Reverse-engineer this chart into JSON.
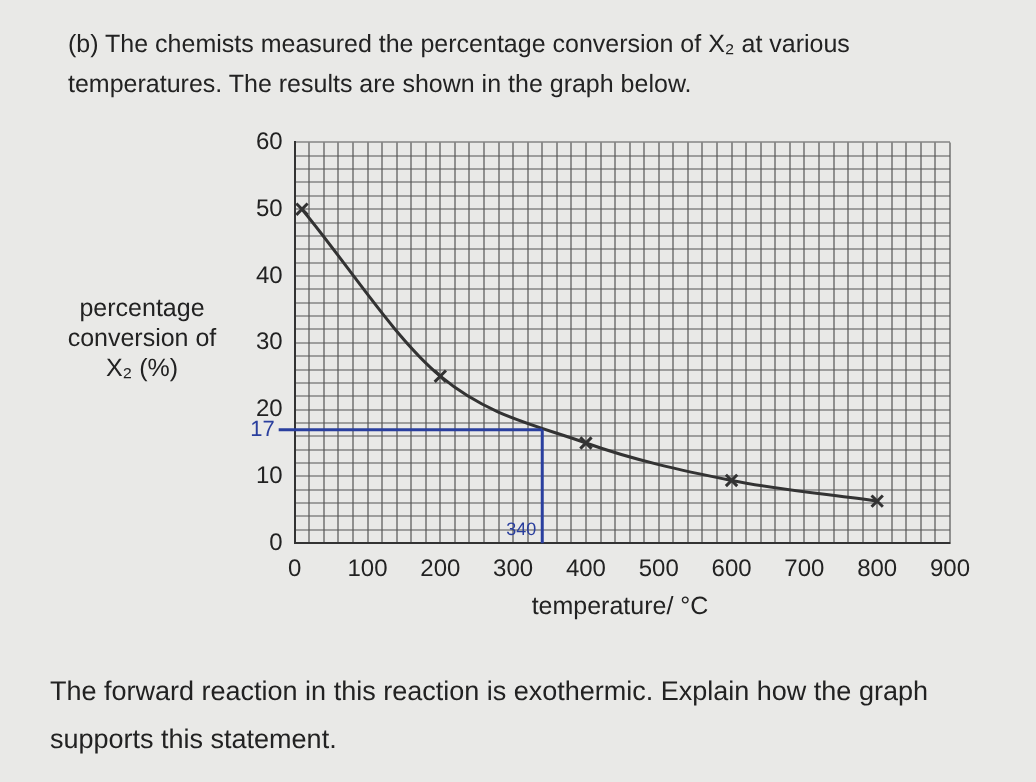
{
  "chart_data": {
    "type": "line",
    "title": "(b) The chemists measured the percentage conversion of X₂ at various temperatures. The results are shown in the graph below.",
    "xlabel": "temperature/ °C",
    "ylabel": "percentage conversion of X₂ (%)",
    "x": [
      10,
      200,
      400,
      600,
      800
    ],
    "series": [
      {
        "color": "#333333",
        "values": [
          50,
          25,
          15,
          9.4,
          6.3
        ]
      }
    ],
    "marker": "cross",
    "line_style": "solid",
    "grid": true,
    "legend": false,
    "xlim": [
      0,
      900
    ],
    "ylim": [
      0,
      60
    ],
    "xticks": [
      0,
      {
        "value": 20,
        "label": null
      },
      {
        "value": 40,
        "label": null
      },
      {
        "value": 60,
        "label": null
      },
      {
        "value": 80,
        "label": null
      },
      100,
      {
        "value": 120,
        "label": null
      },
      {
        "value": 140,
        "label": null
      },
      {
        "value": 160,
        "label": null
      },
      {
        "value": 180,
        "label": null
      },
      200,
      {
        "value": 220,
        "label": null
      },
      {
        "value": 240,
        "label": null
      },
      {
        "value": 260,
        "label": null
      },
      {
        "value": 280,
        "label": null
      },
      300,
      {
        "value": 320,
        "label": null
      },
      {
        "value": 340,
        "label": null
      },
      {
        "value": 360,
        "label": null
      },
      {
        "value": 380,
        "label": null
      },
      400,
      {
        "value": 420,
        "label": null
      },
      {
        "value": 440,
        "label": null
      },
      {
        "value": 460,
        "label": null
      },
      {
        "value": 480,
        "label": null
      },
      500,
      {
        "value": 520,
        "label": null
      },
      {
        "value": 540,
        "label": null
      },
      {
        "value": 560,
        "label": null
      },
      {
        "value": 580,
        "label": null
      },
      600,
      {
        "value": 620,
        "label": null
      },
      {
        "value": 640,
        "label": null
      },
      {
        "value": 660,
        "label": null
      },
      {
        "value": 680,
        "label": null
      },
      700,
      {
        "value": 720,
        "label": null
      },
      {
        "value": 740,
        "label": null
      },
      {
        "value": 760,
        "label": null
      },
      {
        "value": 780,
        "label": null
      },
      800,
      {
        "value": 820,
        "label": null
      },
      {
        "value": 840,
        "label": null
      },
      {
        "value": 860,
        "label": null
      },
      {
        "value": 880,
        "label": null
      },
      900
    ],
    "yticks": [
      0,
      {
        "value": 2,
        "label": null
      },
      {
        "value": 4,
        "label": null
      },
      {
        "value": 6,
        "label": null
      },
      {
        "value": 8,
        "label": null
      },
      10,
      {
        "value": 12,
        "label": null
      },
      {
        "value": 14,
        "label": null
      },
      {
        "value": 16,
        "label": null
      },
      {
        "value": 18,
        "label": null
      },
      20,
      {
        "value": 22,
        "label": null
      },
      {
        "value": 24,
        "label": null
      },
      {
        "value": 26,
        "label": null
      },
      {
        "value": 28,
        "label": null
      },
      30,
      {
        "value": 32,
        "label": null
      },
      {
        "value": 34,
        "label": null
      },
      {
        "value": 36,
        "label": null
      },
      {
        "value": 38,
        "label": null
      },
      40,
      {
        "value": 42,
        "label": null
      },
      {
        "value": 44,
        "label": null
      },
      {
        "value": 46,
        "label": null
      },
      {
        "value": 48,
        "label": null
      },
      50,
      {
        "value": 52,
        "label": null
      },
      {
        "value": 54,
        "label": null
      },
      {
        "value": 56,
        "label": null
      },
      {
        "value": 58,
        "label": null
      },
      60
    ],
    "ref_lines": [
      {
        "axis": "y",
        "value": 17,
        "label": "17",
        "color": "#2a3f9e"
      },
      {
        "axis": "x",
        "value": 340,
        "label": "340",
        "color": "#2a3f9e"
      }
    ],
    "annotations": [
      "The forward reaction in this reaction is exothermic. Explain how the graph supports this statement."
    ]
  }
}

________________________________________

Pictures are excluded; copy every other part of the records exactly.

→ Full output
Reverse-engineer this chart into JSON.
{
  "chart_data": {
    "type": "line",
    "title": "(b) The chemists measured the percentage conversion of X₂ at various temperatures. The results are shown in the graph below.",
    "xlabel": "temperature/ °C",
    "ylabel": "percentage conversion of X₂ (%)",
    "x": [
      10,
      200,
      400,
      600,
      800
    ],
    "series": [
      {
        "color": "#333333",
        "values": [
          50,
          25,
          15,
          9.4,
          6.3
        ]
      }
    ],
    "marker": "cross",
    "line_style": "solid",
    "grid": true,
    "legend": false,
    "xlim": [
      0,
      900
    ],
    "ylim": [
      0,
      60
    ],
    "xticks": [
      0,
      {
        "value": 20,
        "label": null
      },
      {
        "value": 40,
        "label": null
      },
      {
        "value": 60,
        "label": null
      },
      {
        "value": 80,
        "label": null
      },
      100,
      {
        "value": 120,
        "label": null
      },
      {
        "value": 140,
        "label": null
      },
      {
        "value": 160,
        "label": null
      },
      {
        "value": 180,
        "label": null
      },
      200,
      {
        "value": 220,
        "label": null
      },
      {
        "value": 240,
        "label": null
      },
      {
        "value": 260,
        "label": null
      },
      {
        "value": 280,
        "label": null
      },
      300,
      {
        "value": 320,
        "label": null
      },
      {
        "value": 340,
        "label": null
      },
      {
        "value": 360,
        "label": null
      },
      {
        "value": 380,
        "label": null
      },
      400,
      {
        "value": 420,
        "label": null
      },
      {
        "value": 440,
        "label": null
      },
      {
        "value": 460,
        "label": null
      },
      {
        "value": 480,
        "label": null
      },
      500,
      {
        "value": 520,
        "label": null
      },
      {
        "value": 540,
        "label": null
      },
      {
        "value": 560,
        "label": null
      },
      {
        "value": 580,
        "label": null
      },
      600,
      {
        "value": 620,
        "label": null
      },
      {
        "value": 640,
        "label": null
      },
      {
        "value": 660,
        "label": null
      },
      {
        "value": 680,
        "label": null
      },
      700,
      {
        "value": 720,
        "label": null
      },
      {
        "value": 740,
        "label": null
      },
      {
        "value": 760,
        "label": null
      },
      {
        "value": 780,
        "label": null
      },
      800,
      {
        "value": 820,
        "label": null
      },
      {
        "value": 840,
        "label": null
      },
      {
        "value": 860,
        "label": null
      },
      {
        "value": 880,
        "label": null
      },
      900
    ],
    "yticks": [
      0,
      {
        "value": 2,
        "label": null
      },
      {
        "value": 4,
        "label": null
      },
      {
        "value": 6,
        "label": null
      },
      {
        "value": 8,
        "label": null
      },
      10,
      {
        "value": 12,
        "label": null
      },
      {
        "value": 14,
        "label": null
      },
      {
        "value": 16,
        "label": null
      },
      {
        "value": 18,
        "label": null
      },
      20,
      {
        "value": 22,
        "label": null
      },
      {
        "value": 24,
        "label": null
      },
      {
        "value": 26,
        "label": null
      },
      {
        "value": 28,
        "label": null
      },
      30,
      {
        "value": 32,
        "label": null
      },
      {
        "value": 34,
        "label": null
      },
      {
        "value": 36,
        "label": null
      },
      {
        "value": 38,
        "label": null
      },
      40,
      {
        "value": 42,
        "label": null
      },
      {
        "value": 44,
        "label": null
      },
      {
        "value": 46,
        "label": null
      },
      {
        "value": 48,
        "label": null
      },
      50,
      {
        "value": 52,
        "label": null
      },
      {
        "value": 54,
        "label": null
      },
      {
        "value": 56,
        "label": null
      },
      {
        "value": 58,
        "label": null
      },
      60
    ],
    "ref_lines": [
      {
        "axis": "y",
        "value": 17,
        "label": "17",
        "color": "#2a3f9e"
      },
      {
        "axis": "x",
        "value": 340,
        "label": "340",
        "color": "#2a3f9e"
      }
    ],
    "annotations": [
      "The forward reaction in this reaction is exothermic. Explain how the graph supports this statement."
    ]
  }
}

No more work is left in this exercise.